What the task asks: Give the data again exactly as written, skipping any pictures.

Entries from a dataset

##############################

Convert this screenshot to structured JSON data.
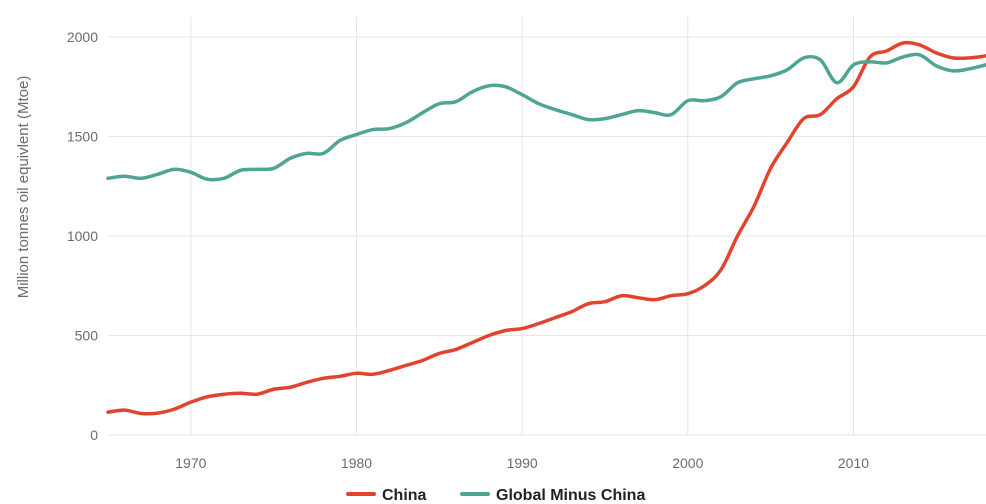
{
  "chart_data": {
    "type": "line",
    "ylabel": "Million tonnes oil equivlent (Mtoe)",
    "xlabel": "",
    "xlim": [
      1965,
      2018
    ],
    "ylim": [
      0,
      2000
    ],
    "x_ticks": [
      1970,
      1980,
      1990,
      2000,
      2010
    ],
    "y_ticks": [
      0,
      500,
      1000,
      1500,
      2000
    ],
    "grid": true,
    "legend_position": "bottom-center",
    "x": [
      1965,
      1966,
      1967,
      1968,
      1969,
      1970,
      1971,
      1972,
      1973,
      1974,
      1975,
      1976,
      1977,
      1978,
      1979,
      1980,
      1981,
      1982,
      1983,
      1984,
      1985,
      1986,
      1987,
      1988,
      1989,
      1990,
      1991,
      1992,
      1993,
      1994,
      1995,
      1996,
      1997,
      1998,
      1999,
      2000,
      2001,
      2002,
      2003,
      2004,
      2005,
      2006,
      2007,
      2008,
      2009,
      2010,
      2011,
      2012,
      2013,
      2014,
      2015,
      2016,
      2017,
      2018
    ],
    "series": [
      {
        "name": "China",
        "color": "#e2432f",
        "values": [
          115,
          125,
          108,
          110,
          130,
          165,
          192,
          205,
          210,
          205,
          230,
          240,
          265,
          285,
          295,
          310,
          305,
          325,
          350,
          375,
          410,
          430,
          465,
          500,
          525,
          535,
          560,
          590,
          620,
          660,
          670,
          700,
          690,
          680,
          700,
          710,
          750,
          830,
          1000,
          1150,
          1340,
          1470,
          1590,
          1610,
          1690,
          1750,
          1900,
          1930,
          1970,
          1960,
          1920,
          1895,
          1895,
          1905
        ]
      },
      {
        "name": "Global Minus China",
        "color": "#4ea593",
        "values": [
          1290,
          1300,
          1290,
          1310,
          1335,
          1320,
          1285,
          1290,
          1330,
          1335,
          1340,
          1390,
          1415,
          1415,
          1480,
          1510,
          1535,
          1540,
          1570,
          1620,
          1665,
          1675,
          1725,
          1755,
          1750,
          1710,
          1665,
          1635,
          1610,
          1585,
          1590,
          1610,
          1630,
          1620,
          1610,
          1680,
          1680,
          1700,
          1770,
          1790,
          1805,
          1835,
          1895,
          1885,
          1770,
          1860,
          1875,
          1870,
          1900,
          1910,
          1855,
          1830,
          1840,
          1860
        ]
      }
    ]
  }
}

##############################

Exercise solution:
Convert this screenshot to structured JSON data.
{
  "chart_data": {
    "type": "line",
    "ylabel": "Million tonnes oil equivlent (Mtoe)",
    "xlabel": "",
    "xlim": [
      1965,
      2018
    ],
    "ylim": [
      0,
      2000
    ],
    "x_ticks": [
      1970,
      1980,
      1990,
      2000,
      2010
    ],
    "y_ticks": [
      0,
      500,
      1000,
      1500,
      2000
    ],
    "grid": true,
    "legend_position": "bottom-center",
    "x": [
      1965,
      1966,
      1967,
      1968,
      1969,
      1970,
      1971,
      1972,
      1973,
      1974,
      1975,
      1976,
      1977,
      1978,
      1979,
      1980,
      1981,
      1982,
      1983,
      1984,
      1985,
      1986,
      1987,
      1988,
      1989,
      1990,
      1991,
      1992,
      1993,
      1994,
      1995,
      1996,
      1997,
      1998,
      1999,
      2000,
      2001,
      2002,
      2003,
      2004,
      2005,
      2006,
      2007,
      2008,
      2009,
      2010,
      2011,
      2012,
      2013,
      2014,
      2015,
      2016,
      2017,
      2018
    ],
    "series": [
      {
        "name": "China",
        "color": "#e2432f",
        "values": [
          115,
          125,
          108,
          110,
          130,
          165,
          192,
          205,
          210,
          205,
          230,
          240,
          265,
          285,
          295,
          310,
          305,
          325,
          350,
          375,
          410,
          430,
          465,
          500,
          525,
          535,
          560,
          590,
          620,
          660,
          670,
          700,
          690,
          680,
          700,
          710,
          750,
          830,
          1000,
          1150,
          1340,
          1470,
          1590,
          1610,
          1690,
          1750,
          1900,
          1930,
          1970,
          1960,
          1920,
          1895,
          1895,
          1905
        ]
      },
      {
        "name": "Global Minus China",
        "color": "#4ea593",
        "values": [
          1290,
          1300,
          1290,
          1310,
          1335,
          1320,
          1285,
          1290,
          1330,
          1335,
          1340,
          1390,
          1415,
          1415,
          1480,
          1510,
          1535,
          1540,
          1570,
          1620,
          1665,
          1675,
          1725,
          1755,
          1750,
          1710,
          1665,
          1635,
          1610,
          1585,
          1590,
          1610,
          1630,
          1620,
          1610,
          1680,
          1680,
          1700,
          1770,
          1790,
          1805,
          1835,
          1895,
          1885,
          1770,
          1860,
          1875,
          1870,
          1900,
          1910,
          1855,
          1830,
          1840,
          1860
        ]
      }
    ]
  }
}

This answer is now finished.